▶ _WRITTEN TASK_
In the data, extract each line that holds the string "English".

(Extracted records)
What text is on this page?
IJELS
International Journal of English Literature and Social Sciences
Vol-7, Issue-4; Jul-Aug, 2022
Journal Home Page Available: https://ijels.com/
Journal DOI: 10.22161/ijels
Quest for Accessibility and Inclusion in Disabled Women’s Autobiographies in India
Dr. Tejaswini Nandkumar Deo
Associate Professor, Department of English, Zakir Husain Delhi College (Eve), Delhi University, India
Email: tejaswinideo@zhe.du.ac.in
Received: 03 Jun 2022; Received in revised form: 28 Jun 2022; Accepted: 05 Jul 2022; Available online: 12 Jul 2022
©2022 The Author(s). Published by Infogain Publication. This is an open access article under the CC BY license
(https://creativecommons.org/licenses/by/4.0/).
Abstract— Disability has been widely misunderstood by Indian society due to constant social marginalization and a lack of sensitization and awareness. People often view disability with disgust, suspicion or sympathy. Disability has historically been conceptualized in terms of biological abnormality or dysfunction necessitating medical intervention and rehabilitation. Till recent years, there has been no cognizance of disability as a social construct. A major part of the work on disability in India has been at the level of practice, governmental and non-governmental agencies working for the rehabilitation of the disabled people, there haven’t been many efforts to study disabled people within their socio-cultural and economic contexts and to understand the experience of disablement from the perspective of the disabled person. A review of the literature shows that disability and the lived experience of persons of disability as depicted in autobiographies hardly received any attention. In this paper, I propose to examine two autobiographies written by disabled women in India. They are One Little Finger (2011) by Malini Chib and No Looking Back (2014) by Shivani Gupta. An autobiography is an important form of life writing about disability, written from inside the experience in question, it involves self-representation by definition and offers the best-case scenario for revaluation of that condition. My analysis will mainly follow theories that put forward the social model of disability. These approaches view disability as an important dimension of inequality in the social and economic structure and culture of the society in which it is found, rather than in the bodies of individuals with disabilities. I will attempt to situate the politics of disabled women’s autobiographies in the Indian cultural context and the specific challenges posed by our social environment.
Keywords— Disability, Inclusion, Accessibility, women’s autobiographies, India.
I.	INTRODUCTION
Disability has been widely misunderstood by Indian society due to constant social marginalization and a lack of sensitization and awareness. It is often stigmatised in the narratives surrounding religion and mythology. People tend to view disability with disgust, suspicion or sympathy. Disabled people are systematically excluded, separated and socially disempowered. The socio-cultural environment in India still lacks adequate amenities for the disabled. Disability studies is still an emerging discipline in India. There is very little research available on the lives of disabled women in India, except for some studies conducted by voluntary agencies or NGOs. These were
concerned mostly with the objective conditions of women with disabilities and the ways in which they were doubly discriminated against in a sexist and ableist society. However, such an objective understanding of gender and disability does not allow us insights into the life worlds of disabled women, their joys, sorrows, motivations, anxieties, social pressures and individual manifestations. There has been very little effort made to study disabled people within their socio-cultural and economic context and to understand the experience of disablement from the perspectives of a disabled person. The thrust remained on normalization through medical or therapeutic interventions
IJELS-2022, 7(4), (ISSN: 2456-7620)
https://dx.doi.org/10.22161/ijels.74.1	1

▶ _RESULT OF THE EXERCISE_
International Journal of English Literature and Social Sciences
Associate Professor, Department of English, Zakir Husain Delhi College (Eve), Delhi University, India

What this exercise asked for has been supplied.